#### To be done
Find every line of the listing below where "течение" appears, and copy it.

··· Task material

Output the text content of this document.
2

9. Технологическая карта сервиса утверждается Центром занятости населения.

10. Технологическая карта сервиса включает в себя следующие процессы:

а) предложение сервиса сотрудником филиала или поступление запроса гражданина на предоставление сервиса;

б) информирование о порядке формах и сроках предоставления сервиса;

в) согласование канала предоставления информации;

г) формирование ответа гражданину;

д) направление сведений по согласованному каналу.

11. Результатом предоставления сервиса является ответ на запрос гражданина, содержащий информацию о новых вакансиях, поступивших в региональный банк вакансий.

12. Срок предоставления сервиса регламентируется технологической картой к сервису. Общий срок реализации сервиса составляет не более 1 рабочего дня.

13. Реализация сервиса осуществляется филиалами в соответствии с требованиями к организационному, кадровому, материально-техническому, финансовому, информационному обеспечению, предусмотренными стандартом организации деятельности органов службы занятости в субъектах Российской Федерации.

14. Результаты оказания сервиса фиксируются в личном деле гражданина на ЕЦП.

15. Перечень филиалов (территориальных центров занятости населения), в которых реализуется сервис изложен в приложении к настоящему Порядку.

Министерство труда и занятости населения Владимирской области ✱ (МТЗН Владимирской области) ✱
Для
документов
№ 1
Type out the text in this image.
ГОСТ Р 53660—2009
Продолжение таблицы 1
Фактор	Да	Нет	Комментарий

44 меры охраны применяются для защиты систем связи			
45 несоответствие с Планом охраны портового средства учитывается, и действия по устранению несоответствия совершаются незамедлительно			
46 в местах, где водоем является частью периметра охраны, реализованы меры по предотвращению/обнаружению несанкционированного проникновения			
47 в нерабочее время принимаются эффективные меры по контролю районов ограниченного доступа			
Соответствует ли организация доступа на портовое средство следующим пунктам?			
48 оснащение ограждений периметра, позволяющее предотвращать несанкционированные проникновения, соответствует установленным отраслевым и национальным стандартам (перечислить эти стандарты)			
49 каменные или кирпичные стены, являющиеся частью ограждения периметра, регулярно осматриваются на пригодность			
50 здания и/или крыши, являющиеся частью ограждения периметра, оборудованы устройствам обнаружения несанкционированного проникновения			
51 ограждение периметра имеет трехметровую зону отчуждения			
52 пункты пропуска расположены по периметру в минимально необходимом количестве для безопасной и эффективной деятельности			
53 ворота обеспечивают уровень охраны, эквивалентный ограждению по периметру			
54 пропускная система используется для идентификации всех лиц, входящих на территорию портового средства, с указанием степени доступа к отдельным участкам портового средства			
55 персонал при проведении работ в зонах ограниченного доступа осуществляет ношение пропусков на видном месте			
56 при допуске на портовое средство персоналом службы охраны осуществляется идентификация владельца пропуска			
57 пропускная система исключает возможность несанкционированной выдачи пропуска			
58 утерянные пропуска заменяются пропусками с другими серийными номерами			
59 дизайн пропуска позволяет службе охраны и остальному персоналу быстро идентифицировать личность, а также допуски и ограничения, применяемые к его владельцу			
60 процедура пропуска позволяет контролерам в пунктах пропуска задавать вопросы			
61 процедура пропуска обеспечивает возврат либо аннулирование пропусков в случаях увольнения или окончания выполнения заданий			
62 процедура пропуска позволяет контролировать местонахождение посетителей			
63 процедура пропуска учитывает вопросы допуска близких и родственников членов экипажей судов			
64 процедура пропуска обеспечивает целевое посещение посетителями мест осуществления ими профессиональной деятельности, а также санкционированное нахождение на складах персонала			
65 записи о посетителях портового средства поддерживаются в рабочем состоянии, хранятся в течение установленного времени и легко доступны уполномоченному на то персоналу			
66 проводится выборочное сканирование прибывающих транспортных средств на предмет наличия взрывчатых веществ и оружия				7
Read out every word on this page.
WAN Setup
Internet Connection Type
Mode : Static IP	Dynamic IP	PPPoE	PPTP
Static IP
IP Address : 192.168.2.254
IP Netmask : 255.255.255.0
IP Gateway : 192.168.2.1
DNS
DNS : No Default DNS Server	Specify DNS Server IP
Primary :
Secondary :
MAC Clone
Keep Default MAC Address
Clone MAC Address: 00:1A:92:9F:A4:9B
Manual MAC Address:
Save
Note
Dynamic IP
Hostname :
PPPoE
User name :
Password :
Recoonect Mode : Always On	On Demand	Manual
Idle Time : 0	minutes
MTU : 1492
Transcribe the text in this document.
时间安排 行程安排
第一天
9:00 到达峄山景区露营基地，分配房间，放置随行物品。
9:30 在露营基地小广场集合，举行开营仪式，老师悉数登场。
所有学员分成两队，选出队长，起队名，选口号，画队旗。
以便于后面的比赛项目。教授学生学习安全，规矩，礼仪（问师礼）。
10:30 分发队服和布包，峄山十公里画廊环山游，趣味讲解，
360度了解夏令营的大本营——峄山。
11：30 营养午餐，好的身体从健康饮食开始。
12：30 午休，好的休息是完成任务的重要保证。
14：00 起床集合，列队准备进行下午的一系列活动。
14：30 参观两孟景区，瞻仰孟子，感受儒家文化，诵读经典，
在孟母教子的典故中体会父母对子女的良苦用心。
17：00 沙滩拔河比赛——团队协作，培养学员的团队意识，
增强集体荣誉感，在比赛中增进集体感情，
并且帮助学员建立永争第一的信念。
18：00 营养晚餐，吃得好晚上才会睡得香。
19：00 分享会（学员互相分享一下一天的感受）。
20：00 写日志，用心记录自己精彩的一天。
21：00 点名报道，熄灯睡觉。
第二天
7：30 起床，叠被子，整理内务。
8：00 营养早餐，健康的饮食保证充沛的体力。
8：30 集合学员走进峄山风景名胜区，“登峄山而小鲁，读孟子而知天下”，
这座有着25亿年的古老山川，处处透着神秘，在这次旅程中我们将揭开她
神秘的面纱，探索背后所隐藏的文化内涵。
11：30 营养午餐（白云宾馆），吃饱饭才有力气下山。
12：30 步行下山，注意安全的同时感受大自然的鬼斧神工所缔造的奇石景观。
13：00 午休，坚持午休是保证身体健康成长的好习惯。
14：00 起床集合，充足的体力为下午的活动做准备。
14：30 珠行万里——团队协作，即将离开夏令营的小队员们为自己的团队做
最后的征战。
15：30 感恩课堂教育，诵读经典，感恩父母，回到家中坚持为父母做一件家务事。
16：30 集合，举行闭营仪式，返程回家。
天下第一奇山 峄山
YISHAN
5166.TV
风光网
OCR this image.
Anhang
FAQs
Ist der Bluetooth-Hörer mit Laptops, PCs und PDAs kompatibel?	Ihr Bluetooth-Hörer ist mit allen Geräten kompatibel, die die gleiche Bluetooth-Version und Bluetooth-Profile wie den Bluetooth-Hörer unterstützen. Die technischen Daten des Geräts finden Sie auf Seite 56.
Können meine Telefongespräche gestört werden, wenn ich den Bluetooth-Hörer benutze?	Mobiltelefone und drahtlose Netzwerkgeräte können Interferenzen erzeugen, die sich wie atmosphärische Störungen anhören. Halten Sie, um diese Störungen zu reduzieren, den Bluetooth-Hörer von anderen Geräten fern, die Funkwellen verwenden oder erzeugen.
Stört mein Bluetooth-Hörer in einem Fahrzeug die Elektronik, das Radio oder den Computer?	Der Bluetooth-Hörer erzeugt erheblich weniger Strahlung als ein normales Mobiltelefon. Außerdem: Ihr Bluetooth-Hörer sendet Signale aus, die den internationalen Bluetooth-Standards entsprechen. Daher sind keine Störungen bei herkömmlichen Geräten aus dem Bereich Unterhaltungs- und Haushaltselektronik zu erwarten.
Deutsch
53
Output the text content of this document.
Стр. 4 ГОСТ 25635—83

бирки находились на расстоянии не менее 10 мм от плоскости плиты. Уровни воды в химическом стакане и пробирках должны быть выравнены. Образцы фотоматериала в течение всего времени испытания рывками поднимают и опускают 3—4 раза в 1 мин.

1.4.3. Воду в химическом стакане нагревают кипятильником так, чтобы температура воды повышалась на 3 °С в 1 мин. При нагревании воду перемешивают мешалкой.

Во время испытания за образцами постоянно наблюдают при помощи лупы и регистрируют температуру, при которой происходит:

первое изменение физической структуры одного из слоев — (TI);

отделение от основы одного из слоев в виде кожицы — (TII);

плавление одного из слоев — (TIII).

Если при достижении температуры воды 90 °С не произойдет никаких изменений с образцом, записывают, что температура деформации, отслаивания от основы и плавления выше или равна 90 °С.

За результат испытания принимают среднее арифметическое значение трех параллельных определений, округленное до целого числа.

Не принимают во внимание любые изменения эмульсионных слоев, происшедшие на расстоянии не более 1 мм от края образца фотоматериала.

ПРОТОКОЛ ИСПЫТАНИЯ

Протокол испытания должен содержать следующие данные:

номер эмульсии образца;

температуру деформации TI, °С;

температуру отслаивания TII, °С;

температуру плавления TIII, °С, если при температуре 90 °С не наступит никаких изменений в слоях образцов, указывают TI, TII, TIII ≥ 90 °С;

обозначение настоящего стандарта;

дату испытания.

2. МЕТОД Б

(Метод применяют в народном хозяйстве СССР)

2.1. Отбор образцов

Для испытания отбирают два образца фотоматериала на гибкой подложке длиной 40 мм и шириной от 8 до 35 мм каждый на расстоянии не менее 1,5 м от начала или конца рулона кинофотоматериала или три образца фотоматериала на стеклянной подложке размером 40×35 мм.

······

#### Solution to this problem
65 записи о посетителях портового средства поддерживаются в рабочем состоянии, хранятся в течение установленного времени и легко доступны уполномоченному на то персоналу			
бирки находились на расстоянии не менее 10 мм от плоскости плиты. Уровни воды в химическом стакане и пробирках должны быть выравнены. Образцы фотоматериала в течение всего времени испытания рывками поднимают и опускают 3—4 раза в 1 мин.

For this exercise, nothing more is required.